» Written exercise A
Reproduce every line of the records below word for word, leaving out the picture.

» Passage shown
Microstructure of burnt steel

[porkchop]

Hi everyone, I thought I'd use this post to introduce myself. I started smithing about three months ago. As I began messing around, I quickly found out what the term "burnt iron" was. 

 

I work in the lab of a grey/ductile iron casting foundry in NEPA, under a fantastic and very experienced metallurgist. He has been helping me along throughout my progress, but with my question concerning burnt iron, he couldn't help (he had never heard the term). 

 

So last weekend, while working in the forge, I purposely burnt the end of a rod, bringing it to its liquidius temp (honestly didn't think I could do that). I cut two pieces: one burnt and one untouched. The microstructure of the untouched steel shows constant grain boundaries, while the other was disturbed, air-quenched, changing it to martensite and/or bainite, depending on the layer. Basically, as far as I could understand, the force of oxygen combined with the carbon, which cause a loss therein, disrupting the grain boundaries. 

 

I am far from a metallurgist, just a lab rat. If you guys have any further input, I'd really appreciate..correct me if I'm wrong. 

 

Burnt

   

 

Untouched 

 

I also ran a 1/2 gram sample in out Leco carbon and sulfur analyzer, and found that the untouched steel contained .326% carbon, and .125% carbon burnt. 

 

This forum is great, and I hope to learn/contribute more. 

[Rich Hale]

Nice post and pics,,,,,I am old school and never was curious about internals of burnt steel,,,,,Thanks,

[Nobody Special]

Like the post, like the pics. Maybe wrong, but thought steel ran from .5 to 2% carbon, wouldn't .326 be wrought iron?

[porkchop]

As far as I know, the most mild steel starts at .3%. Wrought contains the lowest, starting at about .1%. I am going to run three samples of both again on Monday immediately after a standard to obtain an average. A larger piece will be run on our spectrometer for a more accurate understanding. 

 

I am not an expert on steel. I came out of nowhere in this business, so I still have much to learn. 

[Woody]

Like the post, like the pics. Maybe wrong, but thought steel ran from .5 to 2% carbon, wouldn't .326 be wrought iron?

Wrought iron has little or no carbon, .326 would be a low carbon steel.

[tzonoqua]

Very interesting!! Thanks, I love those microscopic images!

[Frosty]

Welcome aboard, glad to have you Porkchop.

 

0.326% is 32.6 points of carbon and about mid range of low carbon/mild steel. The burnt being around 12 points is close to wrought for carbon content. All it really needs now is some silica.

» Written exercise B
According to the burnt-steel thread, what carbon content did the analyzer report for the burnt sample?

[Boxed element records]

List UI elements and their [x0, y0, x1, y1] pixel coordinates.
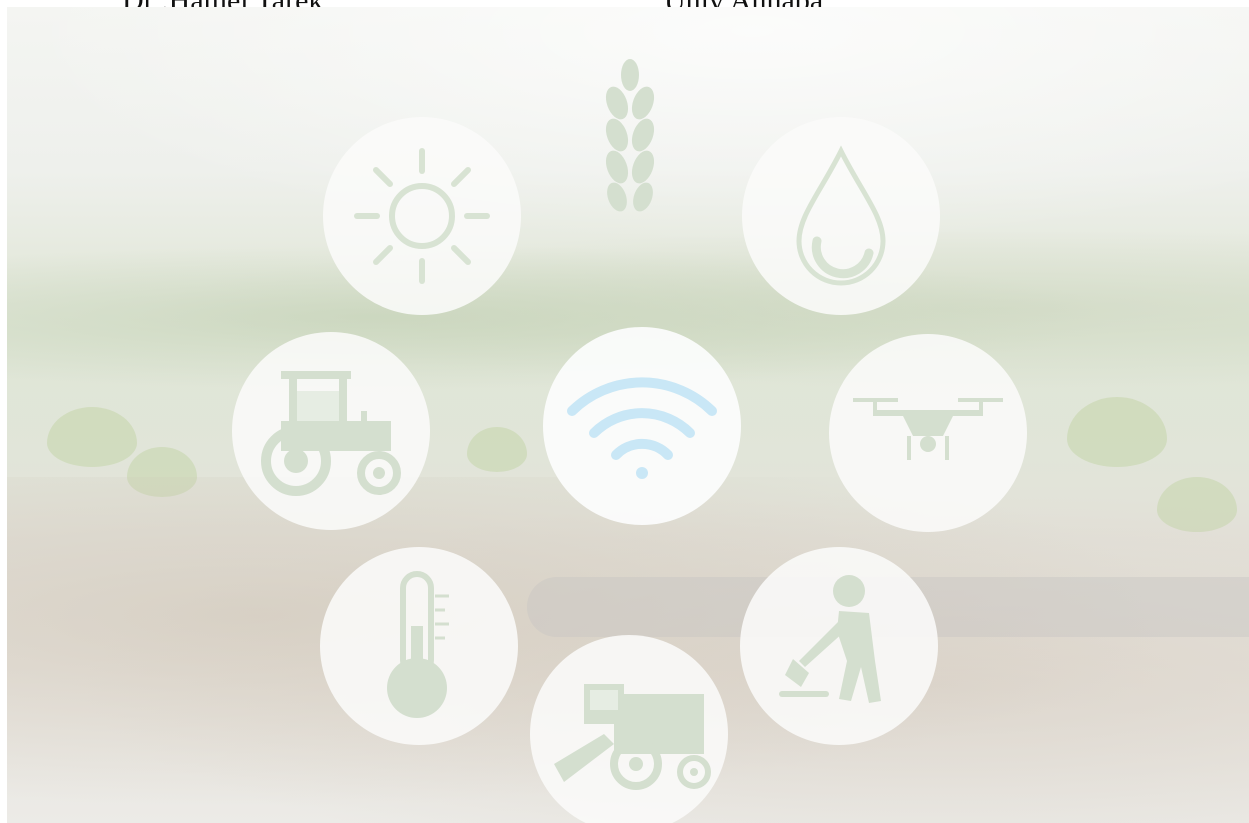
farmer-shovel-icon: [779, 575, 881, 703]
sun-circle: [323, 117, 521, 315]
drone-circle: [829, 334, 1027, 532]
thermometer-icon: [387, 571, 449, 718]
wifi-circle: [543, 327, 741, 525]
wheat-icon: [595, 57, 665, 222]
thermometer-circle: [320, 547, 518, 745]
water-drop-circle: [742, 117, 940, 315]
water-drop-icon: [796, 145, 886, 286]
sun-icon: [354, 148, 490, 284]
harvester-icon: [554, 684, 711, 790]
drone-icon: [853, 398, 1003, 460]
harvester-circle: [530, 635, 728, 823]
tractor-circle: [232, 332, 430, 530]
wifi-icon: [567, 377, 717, 479]
tractor-icon: [261, 371, 401, 496]
background-image: [7, 7, 1249, 823]
farmer-circle: [740, 547, 938, 745]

» Expected output A
List UI elements and their [x0, y0, x1, y1] pixel coordinates.
farmer-shovel-icon: [779, 575, 881, 703]
sun-circle: [323, 117, 521, 315]
drone-circle: [829, 334, 1027, 532]
thermometer-icon: [387, 571, 449, 718]
wifi-circle: [543, 327, 741, 525]
wheat-icon: [595, 57, 665, 222]
thermometer-circle: [320, 547, 518, 745]
water-drop-circle: [742, 117, 940, 315]
water-drop-icon: [796, 145, 886, 286]
sun-icon: [354, 148, 490, 284]
harvester-icon: [554, 684, 711, 790]
drone-icon: [853, 398, 1003, 460]
harvester-circle: [530, 635, 728, 823]
tractor-circle: [232, 332, 430, 530]
wifi-icon: [567, 377, 717, 479]
tractor-icon: [261, 371, 401, 496]
background-image: [7, 7, 1249, 823]
farmer-circle: [740, 547, 938, 745]

» Expected output B
.125% carbon